---------- TEXT TO READ
The maniacs on the other side would do the same thing. In fact they are worse and more militant about it when it comes to the Supreme Court. Many Democrats and scholars were already plotting numerous tactics when Bush was president to prevent such an appointment and this was only based on hypotheticals.
You keep bringing this up as if it excuses things. Refusing to discharge your constitutional duties is shameful regardless of party. Chuck Shumer is a jerkwad, by the way, and not only for his statements to this effect during the Bush administration. Obama should not have voted for the failed filibuster, particularly because he criticized it publicly as s tactic. That is a black mark on his record.

Your turn.

When one side gets on their high horse and acts shocked at the way the other side is acting, it is beyond silly especially when we know it is exactly what they would have done. Unfortunately, this is the state of politics. The media is about 90% liberals, so we already know who will win the spin war and there will be huge pressure to cave. The only real ace in the hole that will be tough to overcome is Obama's support of the filibuster and Obama's vote against two superbly qualified justices as a Senator. Obama made his partisan bed when he was Senator running for President, and it will come back to bite him, assuming the GOP can properly package the message. Right now they are failing miserably.
--------------------
§ WRITTEN PROBLEM 1:
In the discussion of Supreme Court appointments, what share of the media does the last speaker say is liberal?
§ WRITTEN PROBLEM 2:
Pick up the discussion of Supreme Court appointments after its final sentence and write the next few lines in the same voice.
---------- DATA SUPPLIED
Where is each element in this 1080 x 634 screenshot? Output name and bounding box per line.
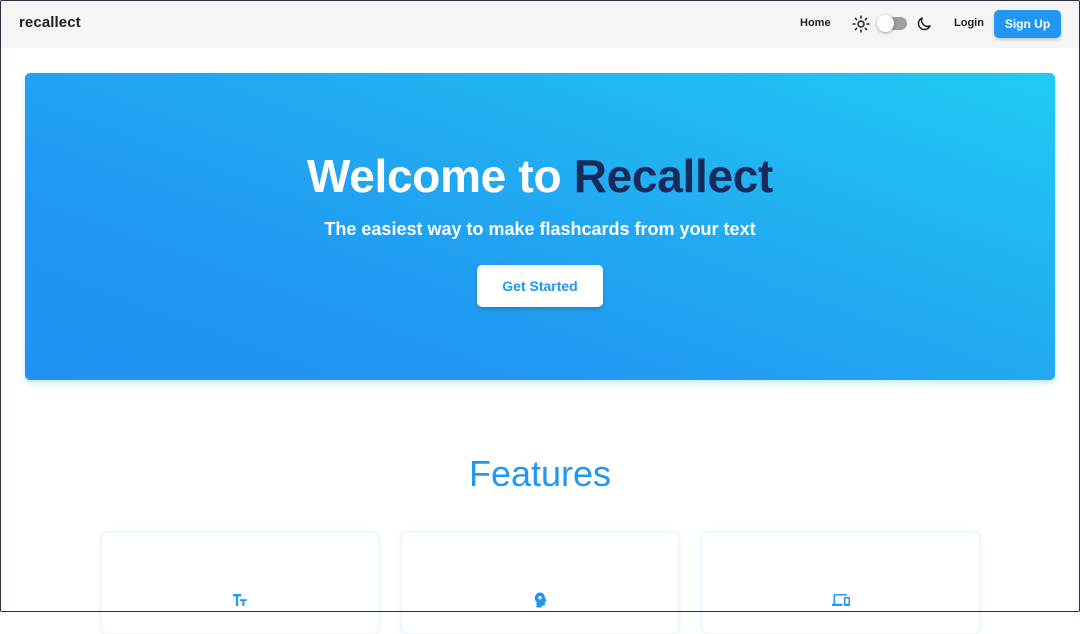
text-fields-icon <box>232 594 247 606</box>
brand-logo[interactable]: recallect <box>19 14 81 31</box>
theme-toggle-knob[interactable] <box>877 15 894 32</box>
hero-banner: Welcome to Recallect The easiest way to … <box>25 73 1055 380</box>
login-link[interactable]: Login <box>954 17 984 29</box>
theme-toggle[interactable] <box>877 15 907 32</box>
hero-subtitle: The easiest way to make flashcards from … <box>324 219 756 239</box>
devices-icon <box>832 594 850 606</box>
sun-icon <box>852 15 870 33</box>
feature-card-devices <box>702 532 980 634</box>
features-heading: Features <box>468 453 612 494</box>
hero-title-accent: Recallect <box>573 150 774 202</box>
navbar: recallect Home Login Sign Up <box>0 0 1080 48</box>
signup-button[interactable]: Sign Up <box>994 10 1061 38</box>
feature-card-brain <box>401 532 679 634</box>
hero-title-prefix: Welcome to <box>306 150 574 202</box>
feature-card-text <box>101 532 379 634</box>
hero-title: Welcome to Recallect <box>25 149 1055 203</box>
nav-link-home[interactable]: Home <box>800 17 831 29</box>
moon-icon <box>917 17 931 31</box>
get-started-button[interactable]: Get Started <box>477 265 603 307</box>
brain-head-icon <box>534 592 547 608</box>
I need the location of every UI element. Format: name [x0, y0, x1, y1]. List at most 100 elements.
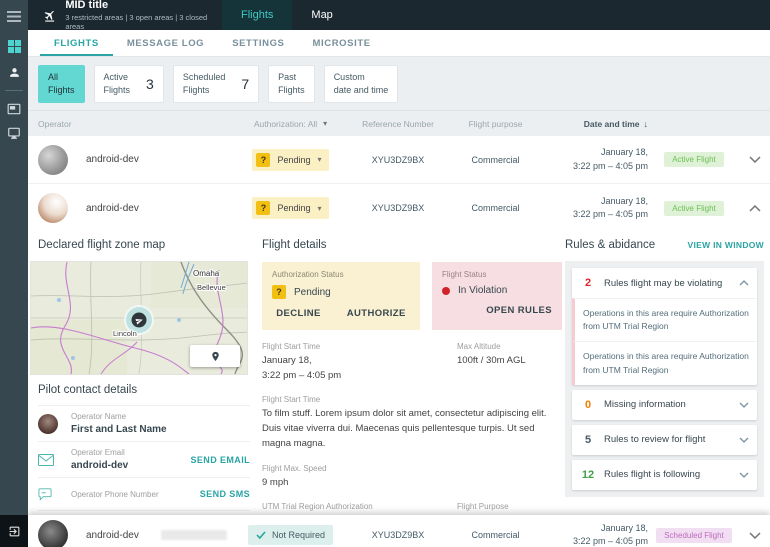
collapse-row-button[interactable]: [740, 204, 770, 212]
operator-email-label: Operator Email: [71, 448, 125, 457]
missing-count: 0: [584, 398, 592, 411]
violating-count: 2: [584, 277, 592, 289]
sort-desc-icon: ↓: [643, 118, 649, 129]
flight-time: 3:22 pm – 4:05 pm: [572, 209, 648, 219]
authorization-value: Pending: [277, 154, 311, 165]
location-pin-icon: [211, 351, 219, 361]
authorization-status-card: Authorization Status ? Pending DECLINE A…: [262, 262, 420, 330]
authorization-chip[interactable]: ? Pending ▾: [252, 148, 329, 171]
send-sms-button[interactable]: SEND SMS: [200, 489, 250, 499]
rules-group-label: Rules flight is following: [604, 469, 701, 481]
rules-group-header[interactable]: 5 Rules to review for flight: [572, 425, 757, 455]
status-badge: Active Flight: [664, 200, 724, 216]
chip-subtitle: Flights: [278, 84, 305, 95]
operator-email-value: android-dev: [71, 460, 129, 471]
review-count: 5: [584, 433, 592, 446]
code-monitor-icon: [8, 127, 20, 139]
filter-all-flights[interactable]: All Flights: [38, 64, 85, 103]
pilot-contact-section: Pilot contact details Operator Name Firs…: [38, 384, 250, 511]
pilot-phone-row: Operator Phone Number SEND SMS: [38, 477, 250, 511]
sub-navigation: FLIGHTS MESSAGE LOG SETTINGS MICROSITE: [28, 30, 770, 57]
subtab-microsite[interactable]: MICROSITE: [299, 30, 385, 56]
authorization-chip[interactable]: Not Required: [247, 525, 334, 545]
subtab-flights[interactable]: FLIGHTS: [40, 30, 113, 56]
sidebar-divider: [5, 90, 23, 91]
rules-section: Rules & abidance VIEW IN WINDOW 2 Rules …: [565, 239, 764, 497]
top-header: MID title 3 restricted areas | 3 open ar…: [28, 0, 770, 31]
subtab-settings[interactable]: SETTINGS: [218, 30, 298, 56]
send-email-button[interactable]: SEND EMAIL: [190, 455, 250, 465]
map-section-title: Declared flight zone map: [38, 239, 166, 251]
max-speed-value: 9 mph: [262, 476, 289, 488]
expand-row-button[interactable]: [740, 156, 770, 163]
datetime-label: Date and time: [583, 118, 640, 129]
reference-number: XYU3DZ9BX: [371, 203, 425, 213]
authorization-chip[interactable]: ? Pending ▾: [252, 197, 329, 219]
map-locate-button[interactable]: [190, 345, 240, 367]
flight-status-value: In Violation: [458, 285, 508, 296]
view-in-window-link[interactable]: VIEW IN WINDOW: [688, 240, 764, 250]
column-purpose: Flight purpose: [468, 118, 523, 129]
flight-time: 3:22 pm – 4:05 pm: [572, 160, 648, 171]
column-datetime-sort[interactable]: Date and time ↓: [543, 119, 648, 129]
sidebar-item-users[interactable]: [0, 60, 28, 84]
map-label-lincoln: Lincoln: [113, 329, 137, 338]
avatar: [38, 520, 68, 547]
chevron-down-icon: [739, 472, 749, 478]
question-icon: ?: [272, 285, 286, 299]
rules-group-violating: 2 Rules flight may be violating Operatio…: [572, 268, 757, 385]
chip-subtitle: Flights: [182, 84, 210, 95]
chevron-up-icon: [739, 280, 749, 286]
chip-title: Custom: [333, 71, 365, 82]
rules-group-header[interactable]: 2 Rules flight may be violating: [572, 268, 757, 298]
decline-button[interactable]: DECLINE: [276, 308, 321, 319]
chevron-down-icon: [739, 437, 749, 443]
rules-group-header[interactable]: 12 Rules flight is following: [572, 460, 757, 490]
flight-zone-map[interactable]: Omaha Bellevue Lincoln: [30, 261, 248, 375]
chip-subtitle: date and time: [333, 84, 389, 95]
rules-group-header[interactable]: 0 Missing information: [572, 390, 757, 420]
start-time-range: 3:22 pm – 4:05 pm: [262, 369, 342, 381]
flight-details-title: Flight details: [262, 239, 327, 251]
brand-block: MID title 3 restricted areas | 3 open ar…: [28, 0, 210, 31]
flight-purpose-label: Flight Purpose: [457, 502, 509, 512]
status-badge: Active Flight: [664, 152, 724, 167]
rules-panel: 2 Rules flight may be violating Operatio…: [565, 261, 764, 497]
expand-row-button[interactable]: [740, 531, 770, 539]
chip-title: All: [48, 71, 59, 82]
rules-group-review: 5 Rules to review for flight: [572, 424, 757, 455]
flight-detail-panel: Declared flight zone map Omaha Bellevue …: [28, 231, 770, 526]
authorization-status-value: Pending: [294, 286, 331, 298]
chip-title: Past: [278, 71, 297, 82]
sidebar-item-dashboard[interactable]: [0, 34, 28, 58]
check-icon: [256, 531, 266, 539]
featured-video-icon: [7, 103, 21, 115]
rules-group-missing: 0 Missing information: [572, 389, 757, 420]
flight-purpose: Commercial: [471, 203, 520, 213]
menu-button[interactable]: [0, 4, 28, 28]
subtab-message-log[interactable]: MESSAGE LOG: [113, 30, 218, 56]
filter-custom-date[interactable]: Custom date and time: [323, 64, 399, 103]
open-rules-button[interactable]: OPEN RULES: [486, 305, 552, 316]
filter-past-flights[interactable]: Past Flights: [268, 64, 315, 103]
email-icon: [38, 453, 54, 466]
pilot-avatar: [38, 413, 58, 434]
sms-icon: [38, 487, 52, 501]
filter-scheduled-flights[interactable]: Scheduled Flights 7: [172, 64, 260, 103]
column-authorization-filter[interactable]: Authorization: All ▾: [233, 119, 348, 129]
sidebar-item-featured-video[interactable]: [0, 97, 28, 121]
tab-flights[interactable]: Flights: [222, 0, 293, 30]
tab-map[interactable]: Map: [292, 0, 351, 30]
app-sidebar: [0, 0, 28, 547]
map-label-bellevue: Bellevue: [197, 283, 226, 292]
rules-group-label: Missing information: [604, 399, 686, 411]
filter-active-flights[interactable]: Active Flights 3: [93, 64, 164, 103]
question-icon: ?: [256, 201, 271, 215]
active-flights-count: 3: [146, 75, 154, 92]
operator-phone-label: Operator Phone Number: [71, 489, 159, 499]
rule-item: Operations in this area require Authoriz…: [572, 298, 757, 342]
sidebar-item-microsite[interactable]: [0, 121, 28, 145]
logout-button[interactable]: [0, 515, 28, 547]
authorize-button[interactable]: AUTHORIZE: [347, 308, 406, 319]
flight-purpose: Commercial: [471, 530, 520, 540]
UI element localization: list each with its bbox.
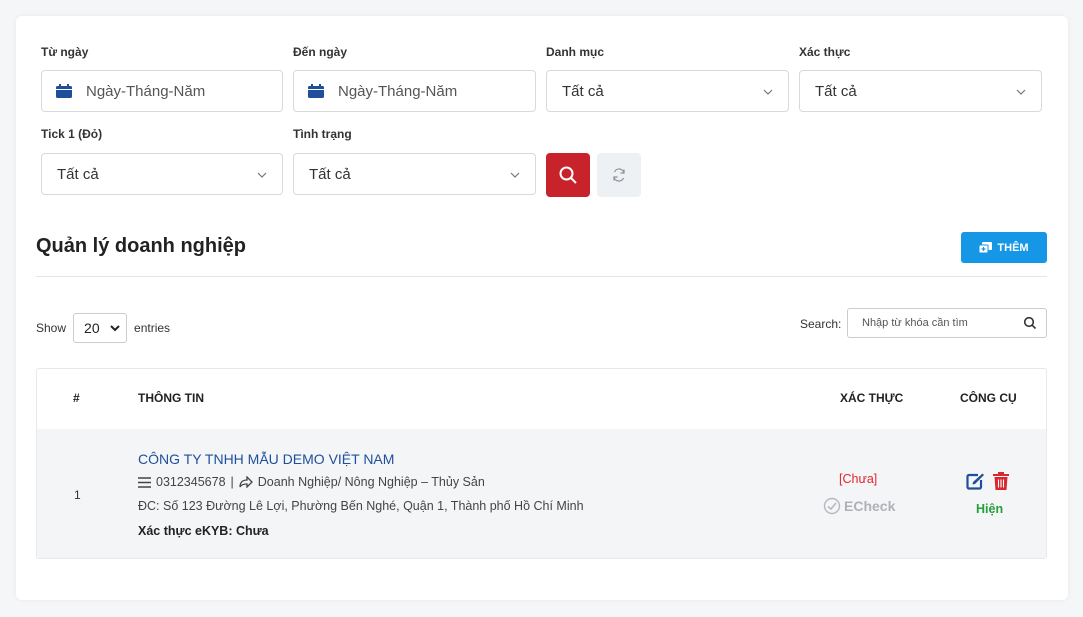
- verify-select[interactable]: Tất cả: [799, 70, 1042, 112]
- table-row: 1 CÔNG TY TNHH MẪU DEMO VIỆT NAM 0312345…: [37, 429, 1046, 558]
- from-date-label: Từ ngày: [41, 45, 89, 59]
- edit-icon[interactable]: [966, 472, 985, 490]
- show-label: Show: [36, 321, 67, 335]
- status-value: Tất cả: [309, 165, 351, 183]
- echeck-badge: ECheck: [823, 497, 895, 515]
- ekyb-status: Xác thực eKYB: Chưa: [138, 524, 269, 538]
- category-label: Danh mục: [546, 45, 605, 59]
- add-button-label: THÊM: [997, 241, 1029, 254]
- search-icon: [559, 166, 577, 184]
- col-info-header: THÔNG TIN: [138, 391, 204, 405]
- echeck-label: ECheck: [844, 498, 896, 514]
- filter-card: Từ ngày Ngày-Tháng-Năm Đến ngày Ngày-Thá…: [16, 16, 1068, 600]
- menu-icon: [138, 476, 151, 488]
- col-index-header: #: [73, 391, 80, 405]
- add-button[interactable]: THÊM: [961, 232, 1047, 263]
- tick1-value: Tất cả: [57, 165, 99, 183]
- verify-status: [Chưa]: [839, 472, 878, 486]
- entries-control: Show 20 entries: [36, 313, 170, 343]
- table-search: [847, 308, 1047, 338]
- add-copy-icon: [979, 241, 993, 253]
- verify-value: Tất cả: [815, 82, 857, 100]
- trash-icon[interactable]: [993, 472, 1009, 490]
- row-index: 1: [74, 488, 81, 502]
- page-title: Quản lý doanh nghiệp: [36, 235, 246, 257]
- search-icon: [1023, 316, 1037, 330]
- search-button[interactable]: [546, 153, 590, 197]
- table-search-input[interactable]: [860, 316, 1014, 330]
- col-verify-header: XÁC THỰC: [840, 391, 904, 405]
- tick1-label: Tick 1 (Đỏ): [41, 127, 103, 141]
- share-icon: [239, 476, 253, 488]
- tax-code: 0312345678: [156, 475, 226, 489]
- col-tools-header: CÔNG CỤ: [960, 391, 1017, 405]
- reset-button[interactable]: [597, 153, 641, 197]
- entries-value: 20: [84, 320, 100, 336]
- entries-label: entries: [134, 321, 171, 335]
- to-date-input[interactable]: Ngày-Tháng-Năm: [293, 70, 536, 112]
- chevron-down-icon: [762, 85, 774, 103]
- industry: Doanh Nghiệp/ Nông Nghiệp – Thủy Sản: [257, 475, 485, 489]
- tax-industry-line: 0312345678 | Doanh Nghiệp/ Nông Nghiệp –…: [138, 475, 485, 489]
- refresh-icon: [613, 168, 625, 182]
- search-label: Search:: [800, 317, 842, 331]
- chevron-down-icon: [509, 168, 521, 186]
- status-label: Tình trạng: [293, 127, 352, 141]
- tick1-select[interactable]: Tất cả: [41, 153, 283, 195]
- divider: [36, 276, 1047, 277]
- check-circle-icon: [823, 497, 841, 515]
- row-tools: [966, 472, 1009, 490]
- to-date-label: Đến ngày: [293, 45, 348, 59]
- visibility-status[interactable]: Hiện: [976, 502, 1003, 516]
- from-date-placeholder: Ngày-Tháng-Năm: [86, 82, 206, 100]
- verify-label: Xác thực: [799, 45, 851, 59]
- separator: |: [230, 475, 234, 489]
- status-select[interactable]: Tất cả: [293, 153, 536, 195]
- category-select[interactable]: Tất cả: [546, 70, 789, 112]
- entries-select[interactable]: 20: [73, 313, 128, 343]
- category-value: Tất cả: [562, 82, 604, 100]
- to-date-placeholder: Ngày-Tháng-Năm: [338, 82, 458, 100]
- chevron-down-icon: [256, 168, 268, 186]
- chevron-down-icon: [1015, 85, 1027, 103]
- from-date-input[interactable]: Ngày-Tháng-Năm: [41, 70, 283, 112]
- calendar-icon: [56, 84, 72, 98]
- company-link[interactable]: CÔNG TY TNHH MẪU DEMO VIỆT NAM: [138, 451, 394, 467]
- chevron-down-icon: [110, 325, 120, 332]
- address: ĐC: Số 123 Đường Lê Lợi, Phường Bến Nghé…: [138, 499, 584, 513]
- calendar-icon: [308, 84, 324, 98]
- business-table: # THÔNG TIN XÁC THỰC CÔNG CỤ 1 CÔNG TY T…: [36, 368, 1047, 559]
--------------------
§ TASK RESULT 1:
About 90%.

§ TASK RESULT 2:
If I was the Senate, I would not announce my intentions. I would sit back and wait and see how Obama acts and who he nominates and then take action to try to defeat the nomination. The GOP needed to dial back their rhetoric, come up with a well-reasoned unified message, and then act on it.

This battle is the most important battle in politics since Reagan vs. Carter in terms of the impact it will have on the next several decades of how our government will either be restrained or allowed to grow endlessly. It is not a battle that will be won or lost on some highly hypocritical arguement trying to shame the other side into backing down. It is a battle which must be fought. Unfortunately for the side who supposedly are for limited government, the politicians on their side are clueless at how to act.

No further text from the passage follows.